Reproduce the rows below verbatim, line for line.
==========
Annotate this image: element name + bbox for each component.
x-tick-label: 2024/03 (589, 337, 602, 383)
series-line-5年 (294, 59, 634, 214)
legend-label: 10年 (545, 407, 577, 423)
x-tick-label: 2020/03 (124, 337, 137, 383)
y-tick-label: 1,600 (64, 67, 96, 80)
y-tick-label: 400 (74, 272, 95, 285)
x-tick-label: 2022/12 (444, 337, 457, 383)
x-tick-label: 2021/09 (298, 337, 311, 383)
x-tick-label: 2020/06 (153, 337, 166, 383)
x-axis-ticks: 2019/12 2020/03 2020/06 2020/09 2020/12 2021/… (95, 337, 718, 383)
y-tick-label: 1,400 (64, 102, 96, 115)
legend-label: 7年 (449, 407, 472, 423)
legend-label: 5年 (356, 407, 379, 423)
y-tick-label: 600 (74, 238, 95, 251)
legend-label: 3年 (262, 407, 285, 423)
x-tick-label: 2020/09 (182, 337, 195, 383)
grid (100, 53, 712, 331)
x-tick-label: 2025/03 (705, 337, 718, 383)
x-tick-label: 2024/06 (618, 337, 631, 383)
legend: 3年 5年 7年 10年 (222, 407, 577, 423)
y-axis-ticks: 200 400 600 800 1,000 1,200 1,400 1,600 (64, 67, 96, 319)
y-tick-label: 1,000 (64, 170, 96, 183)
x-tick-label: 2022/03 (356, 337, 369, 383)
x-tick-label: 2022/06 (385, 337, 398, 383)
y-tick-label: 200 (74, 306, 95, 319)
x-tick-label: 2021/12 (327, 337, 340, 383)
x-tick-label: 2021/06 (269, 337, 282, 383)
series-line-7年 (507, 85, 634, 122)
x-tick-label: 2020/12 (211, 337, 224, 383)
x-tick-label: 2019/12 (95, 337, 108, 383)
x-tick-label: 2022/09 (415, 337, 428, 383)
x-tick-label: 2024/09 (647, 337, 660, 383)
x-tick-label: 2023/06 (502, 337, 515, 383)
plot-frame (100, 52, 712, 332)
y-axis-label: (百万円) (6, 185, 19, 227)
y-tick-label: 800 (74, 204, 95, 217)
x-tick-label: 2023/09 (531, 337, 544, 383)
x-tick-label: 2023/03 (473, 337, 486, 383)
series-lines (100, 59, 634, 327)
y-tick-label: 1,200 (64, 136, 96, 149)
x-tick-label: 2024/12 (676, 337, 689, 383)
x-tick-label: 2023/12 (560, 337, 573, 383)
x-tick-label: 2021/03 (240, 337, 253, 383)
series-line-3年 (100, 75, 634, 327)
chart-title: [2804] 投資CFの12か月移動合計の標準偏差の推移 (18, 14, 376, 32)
==========
● ANSWER FOR THIS EXERCISE:
Annotate this image: element name + bbox for each component.
x-tick-label: 2024/03 (589, 337, 602, 383)
series-line-5年 (294, 59, 634, 214)
legend-label: 10年 (545, 407, 577, 423)
x-tick-label: 2020/03 (124, 337, 137, 383)
y-tick-label: 1,600 (64, 67, 96, 80)
y-tick-label: 400 (74, 272, 95, 285)
x-tick-label: 2022/12 (444, 337, 457, 383)
x-tick-label: 2021/09 (298, 337, 311, 383)
x-tick-label: 2020/06 (153, 337, 166, 383)
x-axis-ticks: 2019/12 2020/03 2020/06 2020/09 2020/12 2021/… (95, 337, 718, 383)
y-tick-label: 1,400 (64, 102, 96, 115)
legend-label: 7年 (449, 407, 472, 423)
legend-label: 5年 (356, 407, 379, 423)
y-tick-label: 600 (74, 238, 95, 251)
legend-label: 3年 (262, 407, 285, 423)
x-tick-label: 2020/09 (182, 337, 195, 383)
grid (100, 53, 712, 331)
x-tick-label: 2025/03 (705, 337, 718, 383)
x-tick-label: 2024/06 (618, 337, 631, 383)
legend: 3年 5年 7年 10年 (222, 407, 577, 423)
y-axis-ticks: 200 400 600 800 1,000 1,200 1,400 1,600 (64, 67, 96, 319)
y-tick-label: 1,000 (64, 170, 96, 183)
x-tick-label: 2022/03 (356, 337, 369, 383)
x-tick-label: 2022/06 (385, 337, 398, 383)
y-tick-label: 200 (74, 306, 95, 319)
x-tick-label: 2021/12 (327, 337, 340, 383)
x-tick-label: 2021/06 (269, 337, 282, 383)
series-line-7年 (507, 85, 634, 122)
x-tick-label: 2020/12 (211, 337, 224, 383)
x-tick-label: 2019/12 (95, 337, 108, 383)
x-tick-label: 2022/09 (415, 337, 428, 383)
x-tick-label: 2024/09 (647, 337, 660, 383)
x-tick-label: 2023/06 (502, 337, 515, 383)
plot-frame (100, 52, 712, 332)
y-axis-label: (百万円) (6, 185, 19, 227)
y-tick-label: 800 (74, 204, 95, 217)
x-tick-label: 2023/09 (531, 337, 544, 383)
x-tick-label: 2023/03 (473, 337, 486, 383)
series-lines (100, 59, 634, 327)
y-tick-label: 1,200 (64, 136, 96, 149)
x-tick-label: 2024/12 (676, 337, 689, 383)
x-tick-label: 2023/12 (560, 337, 573, 383)
x-tick-label: 2021/03 (240, 337, 253, 383)
series-line-3年 (100, 75, 634, 327)
chart-title: [2804] 投資CFの12か月移動合計の標準偏差の推移 (18, 14, 376, 32)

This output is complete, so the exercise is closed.